The exercise
Find the lines with the string "LOCKS" and return them.

── Information provided ──

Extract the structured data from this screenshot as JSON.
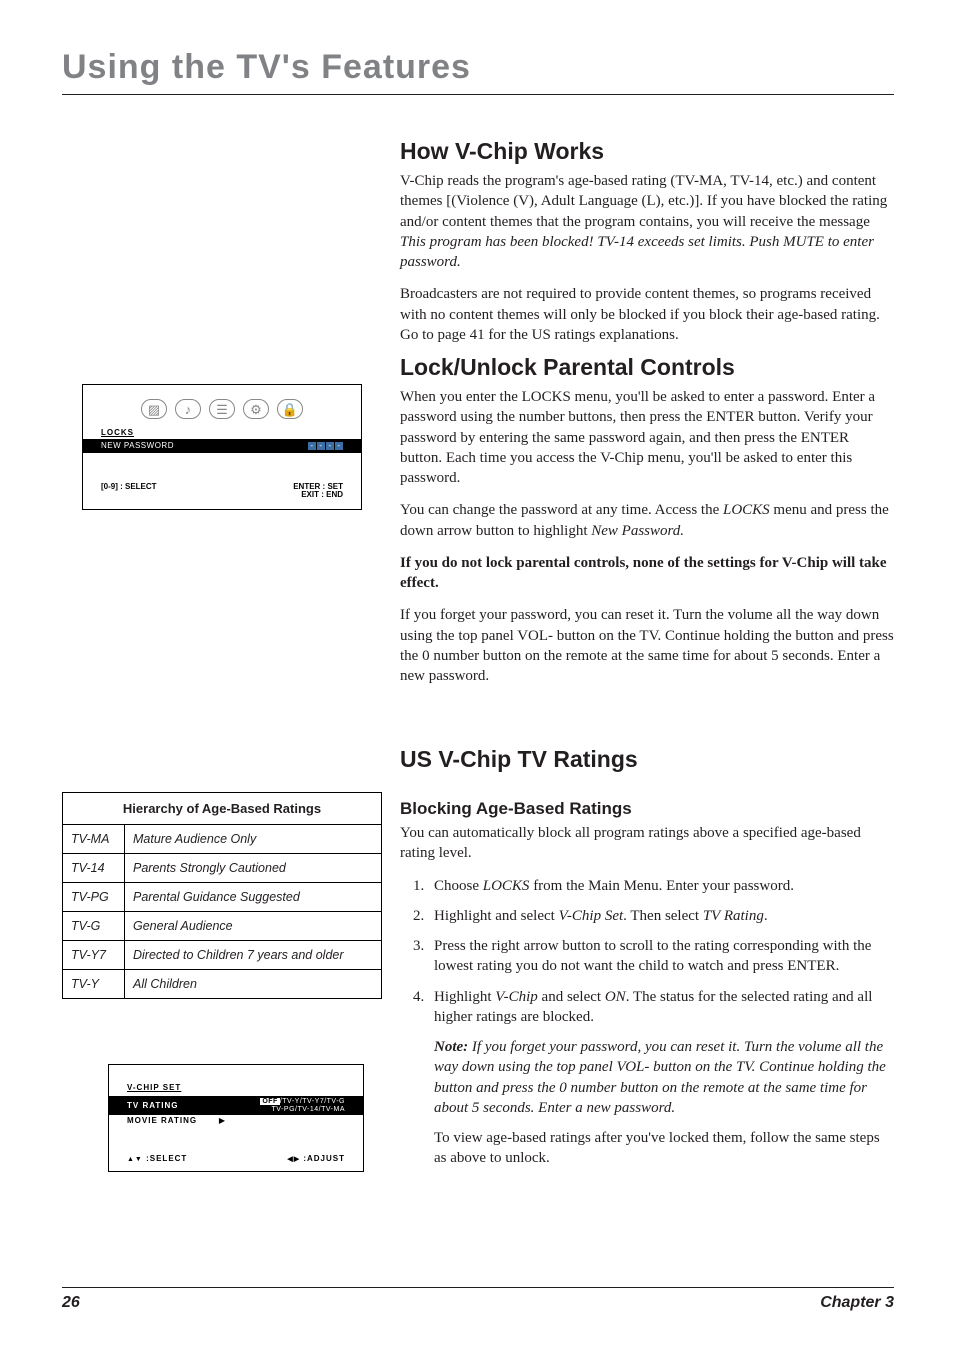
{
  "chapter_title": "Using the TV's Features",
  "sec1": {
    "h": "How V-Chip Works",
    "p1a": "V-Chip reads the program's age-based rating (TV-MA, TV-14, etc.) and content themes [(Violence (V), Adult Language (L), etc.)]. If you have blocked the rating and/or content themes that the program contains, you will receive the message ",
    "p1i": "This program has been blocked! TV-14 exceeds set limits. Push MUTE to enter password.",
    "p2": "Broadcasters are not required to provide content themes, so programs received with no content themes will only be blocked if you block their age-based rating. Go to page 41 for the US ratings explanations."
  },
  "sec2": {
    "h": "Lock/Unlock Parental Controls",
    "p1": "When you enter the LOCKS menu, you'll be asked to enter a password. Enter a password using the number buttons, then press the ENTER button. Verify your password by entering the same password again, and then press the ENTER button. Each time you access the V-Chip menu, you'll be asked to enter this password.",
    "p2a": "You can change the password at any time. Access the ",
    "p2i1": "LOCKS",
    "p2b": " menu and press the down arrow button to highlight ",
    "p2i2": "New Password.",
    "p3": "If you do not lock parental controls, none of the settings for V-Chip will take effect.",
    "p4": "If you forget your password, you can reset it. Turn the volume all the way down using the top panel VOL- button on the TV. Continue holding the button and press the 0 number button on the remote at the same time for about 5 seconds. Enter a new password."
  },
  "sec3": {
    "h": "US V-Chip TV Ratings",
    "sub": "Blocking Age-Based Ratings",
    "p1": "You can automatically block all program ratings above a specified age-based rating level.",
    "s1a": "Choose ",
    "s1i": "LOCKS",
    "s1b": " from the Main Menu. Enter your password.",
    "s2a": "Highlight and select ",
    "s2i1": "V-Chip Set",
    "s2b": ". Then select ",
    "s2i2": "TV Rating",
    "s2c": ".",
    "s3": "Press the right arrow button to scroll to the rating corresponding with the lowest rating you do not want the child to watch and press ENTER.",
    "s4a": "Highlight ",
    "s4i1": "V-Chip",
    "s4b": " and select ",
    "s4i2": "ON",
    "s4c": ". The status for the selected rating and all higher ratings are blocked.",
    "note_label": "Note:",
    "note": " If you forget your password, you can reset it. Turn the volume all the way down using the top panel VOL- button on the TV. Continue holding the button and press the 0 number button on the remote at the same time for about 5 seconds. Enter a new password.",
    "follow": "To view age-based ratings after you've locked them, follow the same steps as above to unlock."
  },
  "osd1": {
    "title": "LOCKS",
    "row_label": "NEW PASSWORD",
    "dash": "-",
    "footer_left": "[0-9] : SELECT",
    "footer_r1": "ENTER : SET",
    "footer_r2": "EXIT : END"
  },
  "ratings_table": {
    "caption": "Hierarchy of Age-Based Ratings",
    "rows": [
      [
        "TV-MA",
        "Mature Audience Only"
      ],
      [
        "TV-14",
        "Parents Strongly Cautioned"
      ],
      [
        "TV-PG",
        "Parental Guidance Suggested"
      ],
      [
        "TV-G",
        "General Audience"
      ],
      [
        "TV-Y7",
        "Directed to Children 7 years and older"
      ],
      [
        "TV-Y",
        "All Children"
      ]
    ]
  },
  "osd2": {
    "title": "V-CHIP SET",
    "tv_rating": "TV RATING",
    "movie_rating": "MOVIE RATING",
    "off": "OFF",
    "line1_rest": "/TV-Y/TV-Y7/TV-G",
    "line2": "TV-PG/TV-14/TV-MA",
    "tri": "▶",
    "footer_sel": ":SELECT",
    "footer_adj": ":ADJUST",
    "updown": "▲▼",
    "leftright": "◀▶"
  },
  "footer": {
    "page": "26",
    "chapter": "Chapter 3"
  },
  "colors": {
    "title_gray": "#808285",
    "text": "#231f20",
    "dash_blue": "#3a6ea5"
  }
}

───

Solution to the problem
    "p1": "When you enter the LOCKS menu, you'll be asked to enter a password. Enter a password using the number buttons, then press the ENTER button. Verify your password by entering the same password again, and then press the ENTER button. Each time you access the V-Chip menu, you'll be asked to enter this password.",
    "p2i1": "LOCKS",
    "s1i": "LOCKS",
    "title": "LOCKS",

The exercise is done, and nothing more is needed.